[What you need to do] Locate every line below that contains the word "text" and copy it.

[Information supplied]
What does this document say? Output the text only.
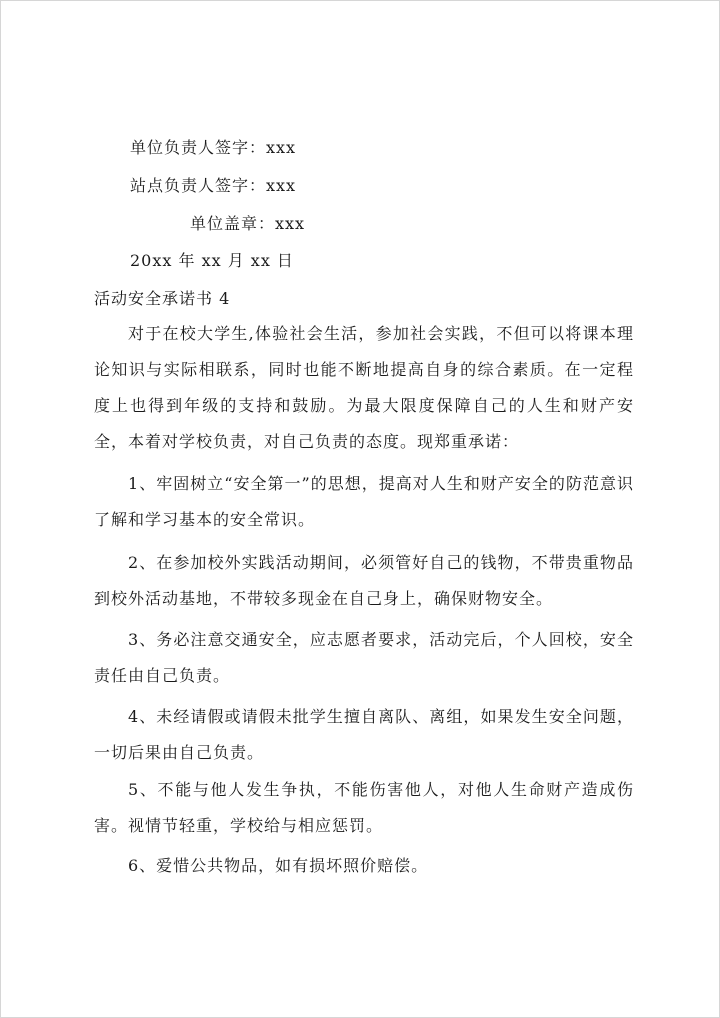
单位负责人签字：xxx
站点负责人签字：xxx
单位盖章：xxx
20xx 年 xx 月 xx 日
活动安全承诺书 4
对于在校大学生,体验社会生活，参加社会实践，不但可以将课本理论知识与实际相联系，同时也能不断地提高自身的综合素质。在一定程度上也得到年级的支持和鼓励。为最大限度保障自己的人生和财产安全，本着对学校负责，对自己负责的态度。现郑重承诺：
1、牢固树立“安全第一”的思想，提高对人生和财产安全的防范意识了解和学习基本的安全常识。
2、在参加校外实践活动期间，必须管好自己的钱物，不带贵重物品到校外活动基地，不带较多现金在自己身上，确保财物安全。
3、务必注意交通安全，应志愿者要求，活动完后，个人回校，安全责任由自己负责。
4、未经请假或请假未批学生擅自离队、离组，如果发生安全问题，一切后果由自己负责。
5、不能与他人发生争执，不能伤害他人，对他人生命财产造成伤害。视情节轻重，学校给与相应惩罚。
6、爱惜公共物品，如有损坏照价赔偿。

...

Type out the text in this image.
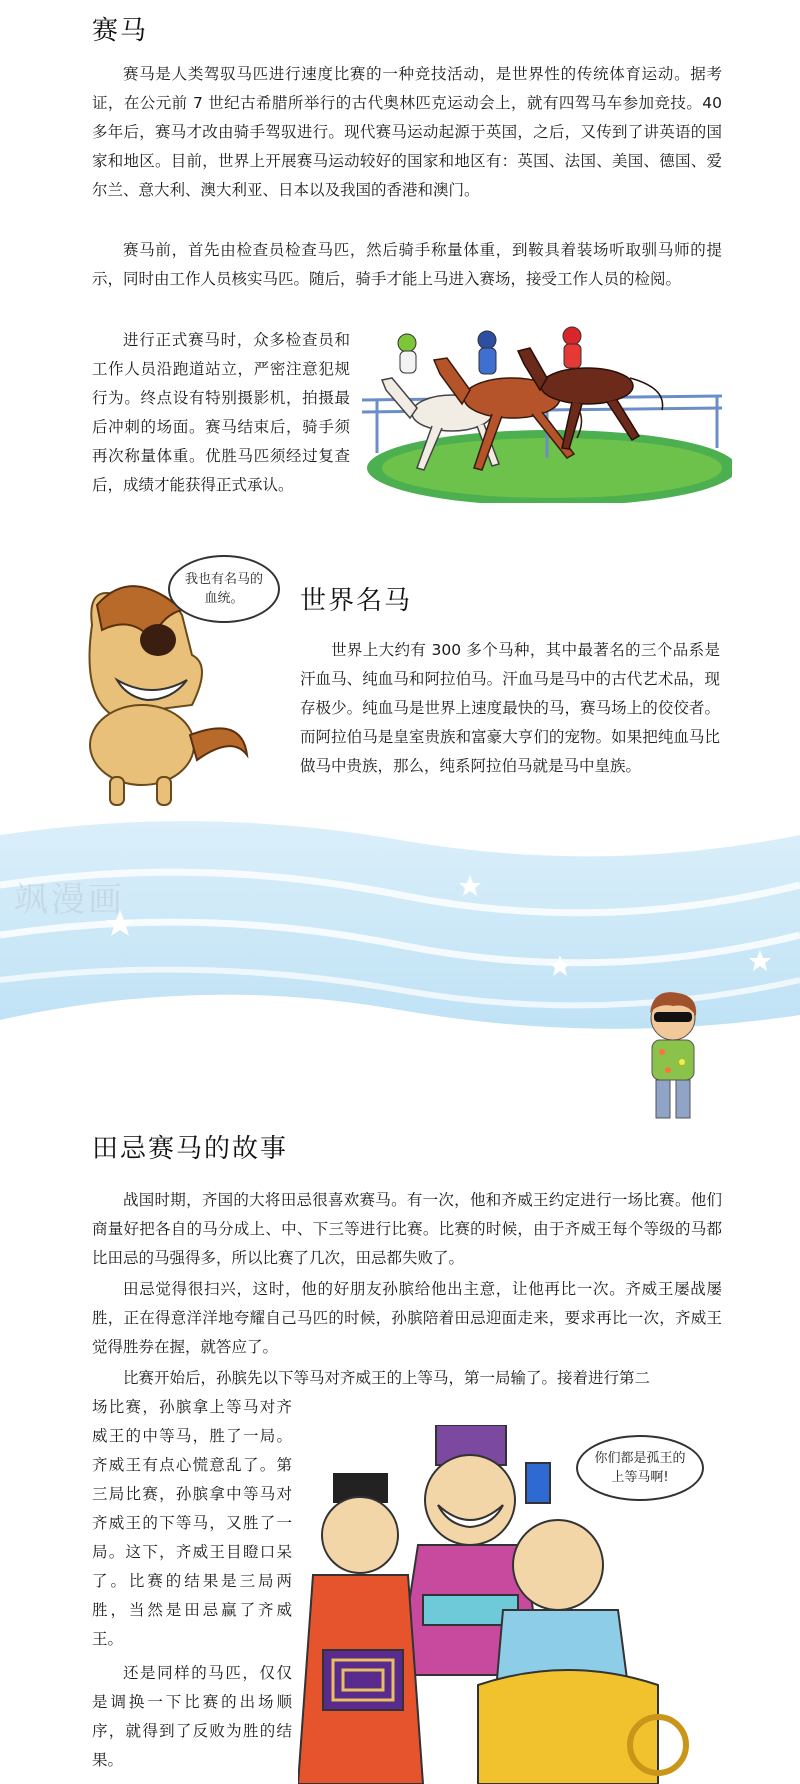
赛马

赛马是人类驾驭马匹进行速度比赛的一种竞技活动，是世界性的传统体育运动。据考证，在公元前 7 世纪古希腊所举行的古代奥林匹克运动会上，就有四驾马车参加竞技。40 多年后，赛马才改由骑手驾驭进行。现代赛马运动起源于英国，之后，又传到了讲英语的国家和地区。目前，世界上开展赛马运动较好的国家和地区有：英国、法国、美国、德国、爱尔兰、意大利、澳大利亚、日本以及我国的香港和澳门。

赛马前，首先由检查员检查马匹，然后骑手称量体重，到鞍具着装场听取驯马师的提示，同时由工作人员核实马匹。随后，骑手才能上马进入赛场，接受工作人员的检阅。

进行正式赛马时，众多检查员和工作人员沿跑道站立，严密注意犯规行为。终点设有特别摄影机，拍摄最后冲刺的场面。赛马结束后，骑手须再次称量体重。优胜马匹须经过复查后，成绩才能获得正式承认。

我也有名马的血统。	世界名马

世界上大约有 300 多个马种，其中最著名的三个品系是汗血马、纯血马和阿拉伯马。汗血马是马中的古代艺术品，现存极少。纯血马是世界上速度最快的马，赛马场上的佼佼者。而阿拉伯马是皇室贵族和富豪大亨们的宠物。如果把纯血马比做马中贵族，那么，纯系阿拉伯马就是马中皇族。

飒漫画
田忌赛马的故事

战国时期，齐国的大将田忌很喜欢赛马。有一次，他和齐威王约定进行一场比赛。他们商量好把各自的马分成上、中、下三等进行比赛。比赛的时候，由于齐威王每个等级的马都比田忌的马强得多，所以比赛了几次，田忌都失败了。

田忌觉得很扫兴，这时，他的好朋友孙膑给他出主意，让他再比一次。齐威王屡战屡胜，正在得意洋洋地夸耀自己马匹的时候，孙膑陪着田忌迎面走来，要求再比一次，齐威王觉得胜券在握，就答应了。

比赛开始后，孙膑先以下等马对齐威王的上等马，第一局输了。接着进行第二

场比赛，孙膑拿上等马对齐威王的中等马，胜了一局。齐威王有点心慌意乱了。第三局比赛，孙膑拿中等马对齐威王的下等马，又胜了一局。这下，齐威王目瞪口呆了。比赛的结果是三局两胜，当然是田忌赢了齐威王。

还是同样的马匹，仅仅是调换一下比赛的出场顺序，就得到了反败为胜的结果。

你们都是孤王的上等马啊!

[Exercise solution]
What does this document say? Output the text only.
Type out the text in this image.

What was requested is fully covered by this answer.